KIRKUK. Es ist ein bizarres Bild. Unter der Brücke, im
seichten Wasser des Flusses, steht ein Bettgestell, und darauf sitzt ein Offizier
der irakischen Polizei, in Kampfuniform. Er lacht, hält sich den staatlichen
Bauch mit beiden Händen und sagt völlig entspannt: „Vor zehn Minuten haben wir
hier einen Mörserangriff überstanden.“ Vor ihm, am Ufer sitzen 30 Männer, zur
Hälfte in dunkelblauer Polizeiuniform, zur andern Hälfte Peschmerga, Soldaten
der kurdischen Miliz.

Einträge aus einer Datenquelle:
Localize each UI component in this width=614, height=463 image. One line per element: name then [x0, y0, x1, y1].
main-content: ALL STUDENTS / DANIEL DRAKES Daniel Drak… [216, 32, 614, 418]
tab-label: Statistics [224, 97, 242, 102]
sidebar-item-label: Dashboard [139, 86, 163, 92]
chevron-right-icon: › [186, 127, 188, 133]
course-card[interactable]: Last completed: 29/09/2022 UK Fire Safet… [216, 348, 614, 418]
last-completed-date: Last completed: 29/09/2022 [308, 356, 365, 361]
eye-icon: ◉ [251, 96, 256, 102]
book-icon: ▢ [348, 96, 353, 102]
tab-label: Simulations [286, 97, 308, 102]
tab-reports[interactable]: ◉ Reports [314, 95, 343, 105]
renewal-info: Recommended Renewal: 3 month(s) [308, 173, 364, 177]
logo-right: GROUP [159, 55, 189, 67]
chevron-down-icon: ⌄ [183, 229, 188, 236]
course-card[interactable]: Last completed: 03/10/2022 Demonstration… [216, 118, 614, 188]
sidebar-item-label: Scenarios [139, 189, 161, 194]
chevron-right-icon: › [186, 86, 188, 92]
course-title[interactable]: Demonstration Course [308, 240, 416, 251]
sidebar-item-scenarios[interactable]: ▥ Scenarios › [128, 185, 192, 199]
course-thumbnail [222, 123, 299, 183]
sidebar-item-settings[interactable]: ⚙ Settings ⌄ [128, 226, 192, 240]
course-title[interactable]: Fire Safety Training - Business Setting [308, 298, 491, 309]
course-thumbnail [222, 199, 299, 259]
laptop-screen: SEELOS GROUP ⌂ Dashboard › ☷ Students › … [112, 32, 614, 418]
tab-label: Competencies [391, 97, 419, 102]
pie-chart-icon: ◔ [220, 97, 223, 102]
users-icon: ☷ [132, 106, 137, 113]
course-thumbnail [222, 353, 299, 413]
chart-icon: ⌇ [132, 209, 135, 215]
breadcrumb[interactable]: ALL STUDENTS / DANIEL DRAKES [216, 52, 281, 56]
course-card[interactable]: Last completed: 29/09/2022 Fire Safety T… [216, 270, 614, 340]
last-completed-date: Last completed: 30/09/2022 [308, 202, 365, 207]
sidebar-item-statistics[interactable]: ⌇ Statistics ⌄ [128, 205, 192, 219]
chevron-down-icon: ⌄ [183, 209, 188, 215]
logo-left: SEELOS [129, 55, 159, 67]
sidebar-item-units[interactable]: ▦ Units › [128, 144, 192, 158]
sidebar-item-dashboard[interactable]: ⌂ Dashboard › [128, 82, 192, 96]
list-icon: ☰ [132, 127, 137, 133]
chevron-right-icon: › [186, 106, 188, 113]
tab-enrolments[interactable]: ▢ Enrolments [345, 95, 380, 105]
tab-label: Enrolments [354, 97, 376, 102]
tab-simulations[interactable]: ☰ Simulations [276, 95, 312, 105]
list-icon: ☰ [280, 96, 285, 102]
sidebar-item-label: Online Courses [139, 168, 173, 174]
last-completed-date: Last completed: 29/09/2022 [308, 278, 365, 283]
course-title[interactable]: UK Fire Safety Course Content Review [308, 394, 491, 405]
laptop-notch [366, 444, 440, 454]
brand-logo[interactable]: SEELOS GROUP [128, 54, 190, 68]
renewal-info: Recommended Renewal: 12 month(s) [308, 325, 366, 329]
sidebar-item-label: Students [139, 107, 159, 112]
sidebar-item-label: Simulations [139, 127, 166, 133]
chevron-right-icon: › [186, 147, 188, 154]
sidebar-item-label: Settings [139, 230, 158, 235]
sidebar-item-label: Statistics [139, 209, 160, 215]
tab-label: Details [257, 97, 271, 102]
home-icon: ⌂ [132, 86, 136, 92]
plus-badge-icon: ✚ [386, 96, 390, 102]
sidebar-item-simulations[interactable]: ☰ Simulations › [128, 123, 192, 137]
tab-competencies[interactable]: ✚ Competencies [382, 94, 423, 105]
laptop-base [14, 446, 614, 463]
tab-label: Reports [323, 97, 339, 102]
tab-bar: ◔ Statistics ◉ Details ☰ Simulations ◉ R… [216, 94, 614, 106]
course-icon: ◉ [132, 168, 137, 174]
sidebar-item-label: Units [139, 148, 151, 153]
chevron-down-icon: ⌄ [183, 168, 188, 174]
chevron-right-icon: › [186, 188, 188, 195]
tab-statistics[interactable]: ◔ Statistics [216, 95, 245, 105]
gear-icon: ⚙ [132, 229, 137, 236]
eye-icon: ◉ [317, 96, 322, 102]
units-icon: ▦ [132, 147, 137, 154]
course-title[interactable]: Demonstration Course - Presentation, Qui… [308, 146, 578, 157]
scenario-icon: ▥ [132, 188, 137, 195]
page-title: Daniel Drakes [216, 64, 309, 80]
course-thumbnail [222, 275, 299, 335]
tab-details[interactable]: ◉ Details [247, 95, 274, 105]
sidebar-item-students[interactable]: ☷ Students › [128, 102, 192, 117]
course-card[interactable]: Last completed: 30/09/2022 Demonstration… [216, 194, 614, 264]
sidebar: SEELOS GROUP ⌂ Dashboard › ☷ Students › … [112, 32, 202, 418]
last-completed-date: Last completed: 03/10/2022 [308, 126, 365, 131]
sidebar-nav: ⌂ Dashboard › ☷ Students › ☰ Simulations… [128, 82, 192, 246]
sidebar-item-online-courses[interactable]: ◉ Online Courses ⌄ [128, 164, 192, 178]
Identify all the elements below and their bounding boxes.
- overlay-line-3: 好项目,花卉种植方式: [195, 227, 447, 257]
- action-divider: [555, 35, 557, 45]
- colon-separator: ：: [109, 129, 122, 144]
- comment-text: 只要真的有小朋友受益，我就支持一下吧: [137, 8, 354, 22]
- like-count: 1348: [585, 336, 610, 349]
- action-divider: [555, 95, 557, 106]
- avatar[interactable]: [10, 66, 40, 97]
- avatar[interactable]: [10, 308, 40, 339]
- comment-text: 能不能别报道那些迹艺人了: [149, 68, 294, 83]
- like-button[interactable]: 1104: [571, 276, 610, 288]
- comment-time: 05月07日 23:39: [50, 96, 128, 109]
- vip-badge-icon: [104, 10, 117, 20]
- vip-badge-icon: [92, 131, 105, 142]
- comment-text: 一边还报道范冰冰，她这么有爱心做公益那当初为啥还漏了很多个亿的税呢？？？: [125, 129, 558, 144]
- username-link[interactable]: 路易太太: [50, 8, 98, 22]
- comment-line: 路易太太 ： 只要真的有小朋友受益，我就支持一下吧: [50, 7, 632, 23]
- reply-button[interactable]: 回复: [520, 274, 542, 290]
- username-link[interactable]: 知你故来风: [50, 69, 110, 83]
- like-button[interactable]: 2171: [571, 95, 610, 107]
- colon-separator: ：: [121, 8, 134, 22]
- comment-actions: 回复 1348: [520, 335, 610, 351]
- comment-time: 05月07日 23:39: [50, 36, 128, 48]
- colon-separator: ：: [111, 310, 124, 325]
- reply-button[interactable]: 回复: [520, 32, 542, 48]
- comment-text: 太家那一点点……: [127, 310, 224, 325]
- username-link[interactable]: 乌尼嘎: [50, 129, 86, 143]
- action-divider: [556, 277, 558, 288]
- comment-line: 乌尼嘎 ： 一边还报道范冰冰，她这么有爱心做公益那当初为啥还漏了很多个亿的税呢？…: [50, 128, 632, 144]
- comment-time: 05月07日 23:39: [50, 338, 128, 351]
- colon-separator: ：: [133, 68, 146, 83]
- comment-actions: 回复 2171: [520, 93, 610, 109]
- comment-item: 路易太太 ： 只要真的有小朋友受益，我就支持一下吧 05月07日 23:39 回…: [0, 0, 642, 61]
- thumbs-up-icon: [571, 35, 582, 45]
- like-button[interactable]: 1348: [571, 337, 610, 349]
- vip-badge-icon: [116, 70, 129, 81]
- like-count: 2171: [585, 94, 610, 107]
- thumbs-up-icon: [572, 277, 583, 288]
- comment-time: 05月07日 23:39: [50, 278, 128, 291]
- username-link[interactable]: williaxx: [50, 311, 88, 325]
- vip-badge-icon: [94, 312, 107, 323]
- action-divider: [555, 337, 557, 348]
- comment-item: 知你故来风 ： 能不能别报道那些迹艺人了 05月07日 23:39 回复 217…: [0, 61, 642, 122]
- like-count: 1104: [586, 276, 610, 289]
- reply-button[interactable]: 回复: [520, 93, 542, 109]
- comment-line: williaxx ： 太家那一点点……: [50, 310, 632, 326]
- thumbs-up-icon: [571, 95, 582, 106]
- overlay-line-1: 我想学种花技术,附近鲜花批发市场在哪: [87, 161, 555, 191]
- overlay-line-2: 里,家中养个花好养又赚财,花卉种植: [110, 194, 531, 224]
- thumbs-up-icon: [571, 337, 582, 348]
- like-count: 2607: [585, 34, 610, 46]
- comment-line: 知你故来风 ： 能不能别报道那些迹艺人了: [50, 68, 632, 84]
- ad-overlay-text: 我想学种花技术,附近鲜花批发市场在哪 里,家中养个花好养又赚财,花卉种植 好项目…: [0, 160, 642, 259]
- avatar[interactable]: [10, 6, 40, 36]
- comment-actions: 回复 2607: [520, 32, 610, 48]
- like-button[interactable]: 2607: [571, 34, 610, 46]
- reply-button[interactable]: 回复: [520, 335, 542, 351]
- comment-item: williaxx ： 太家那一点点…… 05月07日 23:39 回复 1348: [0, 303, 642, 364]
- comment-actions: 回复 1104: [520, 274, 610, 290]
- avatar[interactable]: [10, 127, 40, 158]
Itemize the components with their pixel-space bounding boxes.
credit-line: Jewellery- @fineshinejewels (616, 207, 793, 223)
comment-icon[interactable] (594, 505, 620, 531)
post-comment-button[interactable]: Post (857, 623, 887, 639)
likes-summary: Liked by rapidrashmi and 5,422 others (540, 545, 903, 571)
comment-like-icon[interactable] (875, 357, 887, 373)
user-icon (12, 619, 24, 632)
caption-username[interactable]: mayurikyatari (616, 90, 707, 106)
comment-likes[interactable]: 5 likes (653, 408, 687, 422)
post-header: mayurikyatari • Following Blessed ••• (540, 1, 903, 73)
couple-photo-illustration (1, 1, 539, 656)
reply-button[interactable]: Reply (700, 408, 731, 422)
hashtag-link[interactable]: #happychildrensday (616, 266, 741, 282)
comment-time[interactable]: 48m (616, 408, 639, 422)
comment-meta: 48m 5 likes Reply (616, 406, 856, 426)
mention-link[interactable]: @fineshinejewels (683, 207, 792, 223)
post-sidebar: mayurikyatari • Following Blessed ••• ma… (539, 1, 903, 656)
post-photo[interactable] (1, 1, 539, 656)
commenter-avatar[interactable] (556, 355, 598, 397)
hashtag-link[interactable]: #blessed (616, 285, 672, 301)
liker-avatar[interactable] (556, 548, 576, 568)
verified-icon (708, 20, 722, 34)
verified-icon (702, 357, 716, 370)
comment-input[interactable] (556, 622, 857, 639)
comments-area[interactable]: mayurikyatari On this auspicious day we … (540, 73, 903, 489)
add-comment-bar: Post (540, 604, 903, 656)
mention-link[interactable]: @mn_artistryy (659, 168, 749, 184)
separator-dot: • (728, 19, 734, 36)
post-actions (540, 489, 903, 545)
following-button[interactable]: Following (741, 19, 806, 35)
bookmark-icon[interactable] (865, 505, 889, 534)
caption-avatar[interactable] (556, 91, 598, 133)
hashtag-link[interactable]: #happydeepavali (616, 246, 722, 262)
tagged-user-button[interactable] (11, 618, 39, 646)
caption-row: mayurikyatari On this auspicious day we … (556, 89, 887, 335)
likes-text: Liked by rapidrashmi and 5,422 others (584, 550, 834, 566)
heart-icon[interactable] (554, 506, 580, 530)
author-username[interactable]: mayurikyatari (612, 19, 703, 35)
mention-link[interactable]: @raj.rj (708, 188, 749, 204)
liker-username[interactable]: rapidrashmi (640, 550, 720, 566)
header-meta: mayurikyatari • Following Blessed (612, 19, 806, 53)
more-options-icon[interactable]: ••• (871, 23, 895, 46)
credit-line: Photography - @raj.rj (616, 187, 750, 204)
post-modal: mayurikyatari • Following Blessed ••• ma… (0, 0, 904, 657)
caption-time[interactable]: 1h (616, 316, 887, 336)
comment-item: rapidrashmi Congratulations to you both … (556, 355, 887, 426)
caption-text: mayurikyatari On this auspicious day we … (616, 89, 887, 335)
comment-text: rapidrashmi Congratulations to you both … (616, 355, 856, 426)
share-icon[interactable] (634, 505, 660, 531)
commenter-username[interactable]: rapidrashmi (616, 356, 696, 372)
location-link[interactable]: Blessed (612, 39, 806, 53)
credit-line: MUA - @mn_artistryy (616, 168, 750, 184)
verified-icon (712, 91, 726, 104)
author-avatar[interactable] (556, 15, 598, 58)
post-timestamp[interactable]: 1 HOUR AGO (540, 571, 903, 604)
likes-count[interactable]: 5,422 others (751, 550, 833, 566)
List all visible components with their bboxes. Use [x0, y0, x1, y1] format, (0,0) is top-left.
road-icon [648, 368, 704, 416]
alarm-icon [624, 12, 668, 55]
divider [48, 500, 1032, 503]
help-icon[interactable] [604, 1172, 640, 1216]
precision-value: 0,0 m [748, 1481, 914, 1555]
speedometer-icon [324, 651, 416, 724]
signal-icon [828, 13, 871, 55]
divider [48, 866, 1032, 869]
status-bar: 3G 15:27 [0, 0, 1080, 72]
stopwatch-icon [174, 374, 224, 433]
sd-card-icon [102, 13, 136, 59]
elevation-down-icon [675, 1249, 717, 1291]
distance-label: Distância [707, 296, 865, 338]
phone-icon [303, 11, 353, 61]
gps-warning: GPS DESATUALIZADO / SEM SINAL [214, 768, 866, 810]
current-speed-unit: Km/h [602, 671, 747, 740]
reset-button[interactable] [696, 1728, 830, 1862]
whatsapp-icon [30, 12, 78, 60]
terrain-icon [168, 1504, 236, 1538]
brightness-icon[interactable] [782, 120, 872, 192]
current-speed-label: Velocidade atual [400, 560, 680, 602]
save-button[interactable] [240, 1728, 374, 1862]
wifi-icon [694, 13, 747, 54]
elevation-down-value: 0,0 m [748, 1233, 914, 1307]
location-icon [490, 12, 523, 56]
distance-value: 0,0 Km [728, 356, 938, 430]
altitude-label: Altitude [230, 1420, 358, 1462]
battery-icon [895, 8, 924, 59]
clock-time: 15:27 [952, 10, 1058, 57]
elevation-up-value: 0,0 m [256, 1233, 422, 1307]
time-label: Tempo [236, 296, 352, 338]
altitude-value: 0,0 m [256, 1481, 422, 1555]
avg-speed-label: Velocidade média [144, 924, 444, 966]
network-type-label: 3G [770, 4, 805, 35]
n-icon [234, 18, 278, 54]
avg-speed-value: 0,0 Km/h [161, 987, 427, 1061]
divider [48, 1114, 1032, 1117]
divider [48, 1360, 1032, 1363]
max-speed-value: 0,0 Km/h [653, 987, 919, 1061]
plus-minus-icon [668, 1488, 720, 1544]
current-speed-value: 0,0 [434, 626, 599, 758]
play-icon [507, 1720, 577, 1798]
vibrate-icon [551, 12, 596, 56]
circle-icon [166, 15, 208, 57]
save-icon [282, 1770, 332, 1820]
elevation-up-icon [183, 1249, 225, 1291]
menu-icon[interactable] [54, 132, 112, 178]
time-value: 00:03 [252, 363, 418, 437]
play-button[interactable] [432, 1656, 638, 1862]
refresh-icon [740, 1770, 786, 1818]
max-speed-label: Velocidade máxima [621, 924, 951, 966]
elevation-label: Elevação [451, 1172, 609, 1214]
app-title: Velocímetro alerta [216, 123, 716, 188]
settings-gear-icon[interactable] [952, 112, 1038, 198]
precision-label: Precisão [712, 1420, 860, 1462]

→ Aufgabe 1
Zähle alle Orte und Geländestellen auf, die der Bericht aus Kirkuk nennt.
→ Aufgabe 2
Gib den Bericht aus Kirkuk in genau zwei Sätzen wieder.
→ Aufgabe 3
Schreibe den Bericht aus Kirkuk im Anschluss an seinen letzten Satz weiter.
Die Datensätze haben mit dem Bericht aus Kirkuk nichts zu tun.

→ Antwort 1
Kirkuk; die Brücke; der Fluss mit seinem seichten Wasser; das Ufer

→ Antwort 2
Unter einer Brücke in Kirkuk sitzt ein Offizier der irakischen Polizei in Kampfuniform auf einem Bettgestell im seichten Flusswasser und sagt lachend, man habe vor zehn Minuten einen Mörserangriff überstanden. Vor ihm sitzen am Ufer 30 Männer, zur Hälfte in dunkelblauer Polizeiuniform und zur Hälfte Peschmerga der kurdischen Miliz.

→ Antwort 3
Wir stehen am Maschroual-Fluss, 20 Kilometer westlich
von Kirkuk, einer Stadt mit über einer halben Million Einwohnern im irakischen Norden. Eigentlich ist es ein
Kanal, angelegt unter dem Regime des von den Amerikanern 2003 gestürzten
Diktators Saddam Hussein. Er bildet die Grenze zwischen dem Gebiet, das die
Kurden beanspruchen, und jenem, das seit einer Woche die islamistische
Terrortruppe Isis (Islamischer Staat im Irak und in Syrien) kontrolliert. Wir
sind also an der Front, jedenfalls in der Nähe.